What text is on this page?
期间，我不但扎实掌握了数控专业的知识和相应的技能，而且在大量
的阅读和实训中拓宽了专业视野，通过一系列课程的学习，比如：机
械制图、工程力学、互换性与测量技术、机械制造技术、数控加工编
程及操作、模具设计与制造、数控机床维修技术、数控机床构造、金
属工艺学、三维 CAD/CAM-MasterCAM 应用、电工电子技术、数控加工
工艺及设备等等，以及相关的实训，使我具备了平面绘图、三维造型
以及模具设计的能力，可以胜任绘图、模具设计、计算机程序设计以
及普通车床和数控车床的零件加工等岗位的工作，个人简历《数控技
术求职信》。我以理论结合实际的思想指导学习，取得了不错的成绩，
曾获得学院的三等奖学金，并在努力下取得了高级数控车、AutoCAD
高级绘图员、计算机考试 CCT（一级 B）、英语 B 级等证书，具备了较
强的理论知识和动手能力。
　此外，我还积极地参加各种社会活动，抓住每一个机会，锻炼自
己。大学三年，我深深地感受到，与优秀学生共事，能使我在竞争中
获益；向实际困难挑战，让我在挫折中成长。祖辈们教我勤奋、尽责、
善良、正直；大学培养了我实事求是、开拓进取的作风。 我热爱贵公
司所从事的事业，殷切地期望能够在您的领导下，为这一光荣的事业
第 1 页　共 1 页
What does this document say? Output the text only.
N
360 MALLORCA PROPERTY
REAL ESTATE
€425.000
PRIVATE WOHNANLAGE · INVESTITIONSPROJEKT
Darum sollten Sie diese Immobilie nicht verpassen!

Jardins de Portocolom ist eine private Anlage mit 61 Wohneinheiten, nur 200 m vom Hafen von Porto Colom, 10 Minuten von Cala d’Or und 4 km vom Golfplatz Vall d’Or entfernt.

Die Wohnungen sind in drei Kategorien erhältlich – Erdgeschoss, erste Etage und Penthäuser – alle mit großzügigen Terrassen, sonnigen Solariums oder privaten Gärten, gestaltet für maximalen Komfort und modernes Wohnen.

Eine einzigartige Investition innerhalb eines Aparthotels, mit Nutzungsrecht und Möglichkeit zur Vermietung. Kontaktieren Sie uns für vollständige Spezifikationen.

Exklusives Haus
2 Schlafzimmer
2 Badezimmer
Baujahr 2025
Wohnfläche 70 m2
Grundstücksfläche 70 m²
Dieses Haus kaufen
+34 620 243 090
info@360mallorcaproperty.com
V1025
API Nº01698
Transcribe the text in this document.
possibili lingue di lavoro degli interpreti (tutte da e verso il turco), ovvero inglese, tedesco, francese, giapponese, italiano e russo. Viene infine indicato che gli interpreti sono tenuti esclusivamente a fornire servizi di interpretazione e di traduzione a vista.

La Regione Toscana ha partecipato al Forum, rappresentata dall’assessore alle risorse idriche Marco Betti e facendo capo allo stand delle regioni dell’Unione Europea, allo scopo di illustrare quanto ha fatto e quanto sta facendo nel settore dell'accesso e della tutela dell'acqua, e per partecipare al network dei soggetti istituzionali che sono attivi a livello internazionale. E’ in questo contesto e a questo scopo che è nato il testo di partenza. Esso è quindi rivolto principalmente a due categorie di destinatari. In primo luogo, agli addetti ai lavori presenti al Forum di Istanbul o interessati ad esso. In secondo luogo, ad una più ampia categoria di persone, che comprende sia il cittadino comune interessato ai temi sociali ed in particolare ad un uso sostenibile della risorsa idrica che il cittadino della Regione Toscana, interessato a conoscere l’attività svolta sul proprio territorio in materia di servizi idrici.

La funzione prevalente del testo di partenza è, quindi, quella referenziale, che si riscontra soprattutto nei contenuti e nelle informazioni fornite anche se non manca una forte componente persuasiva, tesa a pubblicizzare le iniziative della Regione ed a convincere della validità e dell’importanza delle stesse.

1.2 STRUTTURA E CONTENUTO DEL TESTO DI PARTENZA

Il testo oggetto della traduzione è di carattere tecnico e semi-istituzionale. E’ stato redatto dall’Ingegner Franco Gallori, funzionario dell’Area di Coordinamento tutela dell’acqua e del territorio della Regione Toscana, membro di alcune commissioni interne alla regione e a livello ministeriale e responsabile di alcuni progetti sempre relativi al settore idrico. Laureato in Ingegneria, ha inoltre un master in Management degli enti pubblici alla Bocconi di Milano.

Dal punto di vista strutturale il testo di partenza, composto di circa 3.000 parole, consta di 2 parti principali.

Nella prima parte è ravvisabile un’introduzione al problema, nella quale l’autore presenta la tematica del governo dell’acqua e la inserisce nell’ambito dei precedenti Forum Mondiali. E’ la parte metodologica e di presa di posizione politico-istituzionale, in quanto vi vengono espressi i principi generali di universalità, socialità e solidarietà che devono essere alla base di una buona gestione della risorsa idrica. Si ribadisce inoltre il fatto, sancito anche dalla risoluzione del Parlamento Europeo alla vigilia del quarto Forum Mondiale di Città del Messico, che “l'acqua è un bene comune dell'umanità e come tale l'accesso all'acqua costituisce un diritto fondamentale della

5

----------

• **Written exercise**
Using the listing above, retype each line exactly.

• **Answer to the problem**
What text is on this page?
期间，我不但扎实掌握了数控专业的知识和相应的技能，而且在大量
的阅读和实训中拓宽了专业视野，通过一系列课程的学习，比如：机
械制图、工程力学、互换性与测量技术、机械制造技术、数控加工编
程及操作、模具设计与制造、数控机床维修技术、数控机床构造、金
属工艺学、三维 CAD/CAM-MasterCAM 应用、电工电子技术、数控加工
工艺及设备等等，以及相关的实训，使我具备了平面绘图、三维造型
以及模具设计的能力，可以胜任绘图、模具设计、计算机程序设计以
及普通车床和数控车床的零件加工等岗位的工作，个人简历《数控技
术求职信》。我以理论结合实际的思想指导学习，取得了不错的成绩，
曾获得学院的三等奖学金，并在努力下取得了高级数控车、AutoCAD
高级绘图员、计算机考试 CCT（一级 B）、英语 B 级等证书，具备了较
强的理论知识和动手能力。
　此外，我还积极地参加各种社会活动，抓住每一个机会，锻炼自
己。大学三年，我深深地感受到，与优秀学生共事，能使我在竞争中
获益；向实际困难挑战，让我在挫折中成长。祖辈们教我勤奋、尽责、
善良、正直；大学培养了我实事求是、开拓进取的作风。 我热爱贵公
司所从事的事业，殷切地期望能够在您的领导下，为这一光荣的事业
第 1 页　共 1 页
What does this document say? Output the text only.
N
360 MALLORCA PROPERTY
REAL ESTATE
€425.000
PRIVATE WOHNANLAGE · INVESTITIONSPROJEKT
Darum sollten Sie diese Immobilie nicht verpassen!

Jardins de Portocolom ist eine private Anlage mit 61 Wohneinheiten, nur 200 m vom Hafen von Porto Colom, 10 Minuten von Cala d’Or und 4 km vom Golfplatz Vall d’Or entfernt.

Die Wohnungen sind in drei Kategorien erhältlich – Erdgeschoss, erste Etage und Penthäuser – alle mit großzügigen Terrassen, sonnigen Solariums oder privaten Gärten, gestaltet für maximalen Komfort und modernes Wohnen.

Eine einzigartige Investition innerhalb eines Aparthotels, mit Nutzungsrecht und Möglichkeit zur Vermietung. Kontaktieren Sie uns für vollständige Spezifikationen.

Exklusives Haus
2 Schlafzimmer
2 Badezimmer
Baujahr 2025
Wohnfläche 70 m2
Grundstücksfläche 70 m²
Dieses Haus kaufen
+34 620 243 090
info@360mallorcaproperty.com
V1025
API Nº01698
Transcribe the text in this document.
possibili lingue di lavoro degli interpreti (tutte da e verso il turco), ovvero inglese, tedesco, francese, giapponese, italiano e russo. Viene infine indicato che gli interpreti sono tenuti esclusivamente a fornire servizi di interpretazione e di traduzione a vista.

La Regione Toscana ha partecipato al Forum, rappresentata dall’assessore alle risorse idriche Marco Betti e facendo capo allo stand delle regioni dell’Unione Europea, allo scopo di illustrare quanto ha fatto e quanto sta facendo nel settore dell'accesso e della tutela dell'acqua, e per partecipare al network dei soggetti istituzionali che sono attivi a livello internazionale. E’ in questo contesto e a questo scopo che è nato il testo di partenza. Esso è quindi rivolto principalmente a due categorie di destinatari. In primo luogo, agli addetti ai lavori presenti al Forum di Istanbul o interessati ad esso. In secondo luogo, ad una più ampia categoria di persone, che comprende sia il cittadino comune interessato ai temi sociali ed in particolare ad un uso sostenibile della risorsa idrica che il cittadino della Regione Toscana, interessato a conoscere l’attività svolta sul proprio territorio in materia di servizi idrici.

La funzione prevalente del testo di partenza è, quindi, quella referenziale, che si riscontra soprattutto nei contenuti e nelle informazioni fornite anche se non manca una forte componente persuasiva, tesa a pubblicizzare le iniziative della Regione ed a convincere della validità e dell’importanza delle stesse.

1.2 STRUTTURA E CONTENUTO DEL TESTO DI PARTENZA

Il testo oggetto della traduzione è di carattere tecnico e semi-istituzionale. E’ stato redatto dall’Ingegner Franco Gallori, funzionario dell’Area di Coordinamento tutela dell’acqua e del territorio della Regione Toscana, membro di alcune commissioni interne alla regione e a livello ministeriale e responsabile di alcuni progetti sempre relativi al settore idrico. Laureato in Ingegneria, ha inoltre un master in Management degli enti pubblici alla Bocconi di Milano.

Dal punto di vista strutturale il testo di partenza, composto di circa 3.000 parole, consta di 2 parti principali.

Nella prima parte è ravvisabile un’introduzione al problema, nella quale l’autore presenta la tematica del governo dell’acqua e la inserisce nell’ambito dei precedenti Forum Mondiali. E’ la parte metodologica e di presa di posizione politico-istituzionale, in quanto vi vengono espressi i principi generali di universalità, socialità e solidarietà che devono essere alla base di una buona gestione della risorsa idrica. Si ribadisce inoltre il fatto, sancito anche dalla risoluzione del Parlamento Europeo alla vigilia del quarto Forum Mondiale di Città del Messico, che “l'acqua è un bene comune dell'umanità e come tale l'accesso all'acqua costituisce un diritto fondamentale della

5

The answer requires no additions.